Task to carry out: Drop all images and give the records again exactly.

(Dataset items)
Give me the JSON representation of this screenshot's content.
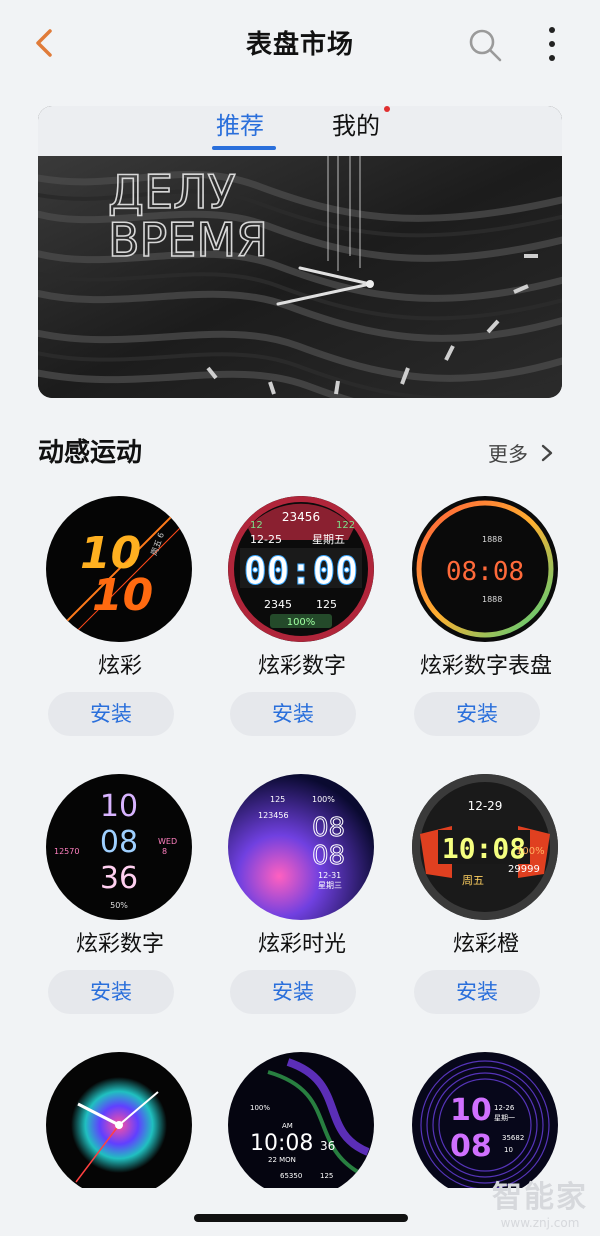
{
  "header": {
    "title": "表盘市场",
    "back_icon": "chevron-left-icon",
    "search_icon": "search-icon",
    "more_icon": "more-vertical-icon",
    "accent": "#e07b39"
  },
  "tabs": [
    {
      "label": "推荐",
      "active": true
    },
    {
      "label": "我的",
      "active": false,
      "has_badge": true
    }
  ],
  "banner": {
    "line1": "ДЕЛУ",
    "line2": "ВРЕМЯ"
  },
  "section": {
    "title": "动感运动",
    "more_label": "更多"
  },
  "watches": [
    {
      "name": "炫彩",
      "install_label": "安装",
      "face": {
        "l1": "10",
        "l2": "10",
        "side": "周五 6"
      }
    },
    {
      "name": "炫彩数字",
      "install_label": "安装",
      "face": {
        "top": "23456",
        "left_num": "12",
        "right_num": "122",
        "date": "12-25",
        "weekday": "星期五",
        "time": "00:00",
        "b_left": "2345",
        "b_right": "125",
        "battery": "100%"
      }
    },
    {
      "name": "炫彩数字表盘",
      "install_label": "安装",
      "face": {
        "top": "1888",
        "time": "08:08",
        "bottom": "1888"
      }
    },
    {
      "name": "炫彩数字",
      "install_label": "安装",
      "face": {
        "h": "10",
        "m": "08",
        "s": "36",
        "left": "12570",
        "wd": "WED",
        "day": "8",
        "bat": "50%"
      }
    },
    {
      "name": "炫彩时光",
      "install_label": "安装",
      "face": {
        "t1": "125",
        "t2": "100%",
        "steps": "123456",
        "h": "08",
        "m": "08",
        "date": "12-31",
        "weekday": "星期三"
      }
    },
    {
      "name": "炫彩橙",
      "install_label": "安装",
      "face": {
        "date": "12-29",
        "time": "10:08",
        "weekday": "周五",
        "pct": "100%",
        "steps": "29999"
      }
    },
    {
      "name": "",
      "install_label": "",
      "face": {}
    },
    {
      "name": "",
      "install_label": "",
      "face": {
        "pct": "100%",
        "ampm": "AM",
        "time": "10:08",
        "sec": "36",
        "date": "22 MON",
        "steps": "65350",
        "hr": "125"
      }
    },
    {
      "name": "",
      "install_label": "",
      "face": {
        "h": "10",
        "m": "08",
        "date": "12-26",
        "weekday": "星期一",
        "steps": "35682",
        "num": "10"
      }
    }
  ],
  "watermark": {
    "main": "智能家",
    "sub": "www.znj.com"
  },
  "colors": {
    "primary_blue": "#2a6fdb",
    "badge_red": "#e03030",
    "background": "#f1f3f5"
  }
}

Problem solution:
Give me the JSON representation of this screenshot's content.
{
  "header": {
    "title": "表盘市场",
    "back_icon": "chevron-left-icon",
    "search_icon": "search-icon",
    "more_icon": "more-vertical-icon",
    "accent": "#e07b39"
  },
  "tabs": [
    {
      "label": "推荐",
      "active": true
    },
    {
      "label": "我的",
      "active": false,
      "has_badge": true
    }
  ],
  "banner": {
    "line1": "ДЕЛУ",
    "line2": "ВРЕМЯ"
  },
  "section": {
    "title": "动感运动",
    "more_label": "更多"
  },
  "watches": [
    {
      "name": "炫彩",
      "install_label": "安装",
      "face": {
        "l1": "10",
        "l2": "10",
        "side": "周五 6"
      }
    },
    {
      "name": "炫彩数字",
      "install_label": "安装",
      "face": {
        "top": "23456",
        "left_num": "12",
        "right_num": "122",
        "date": "12-25",
        "weekday": "星期五",
        "time": "00:00",
        "b_left": "2345",
        "b_right": "125",
        "battery": "100%"
      }
    },
    {
      "name": "炫彩数字表盘",
      "install_label": "安装",
      "face": {
        "top": "1888",
        "time": "08:08",
        "bottom": "1888"
      }
    },
    {
      "name": "炫彩数字",
      "install_label": "安装",
      "face": {
        "h": "10",
        "m": "08",
        "s": "36",
        "left": "12570",
        "wd": "WED",
        "day": "8",
        "bat": "50%"
      }
    },
    {
      "name": "炫彩时光",
      "install_label": "安装",
      "face": {
        "t1": "125",
        "t2": "100%",
        "steps": "123456",
        "h": "08",
        "m": "08",
        "date": "12-31",
        "weekday": "星期三"
      }
    },
    {
      "name": "炫彩橙",
      "install_label": "安装",
      "face": {
        "date": "12-29",
        "time": "10:08",
        "weekday": "周五",
        "pct": "100%",
        "steps": "29999"
      }
    },
    {
      "name": "",
      "install_label": "",
      "face": {}
    },
    {
      "name": "",
      "install_label": "",
      "face": {
        "pct": "100%",
        "ampm": "AM",
        "time": "10:08",
        "sec": "36",
        "date": "22 MON",
        "steps": "65350",
        "hr": "125"
      }
    },
    {
      "name": "",
      "install_label": "",
      "face": {
        "h": "10",
        "m": "08",
        "date": "12-26",
        "weekday": "星期一",
        "steps": "35682",
        "num": "10"
      }
    }
  ],
  "watermark": {
    "main": "智能家",
    "sub": "www.znj.com"
  },
  "colors": {
    "primary_blue": "#2a6fdb",
    "badge_red": "#e03030",
    "background": "#f1f3f5"
  }
}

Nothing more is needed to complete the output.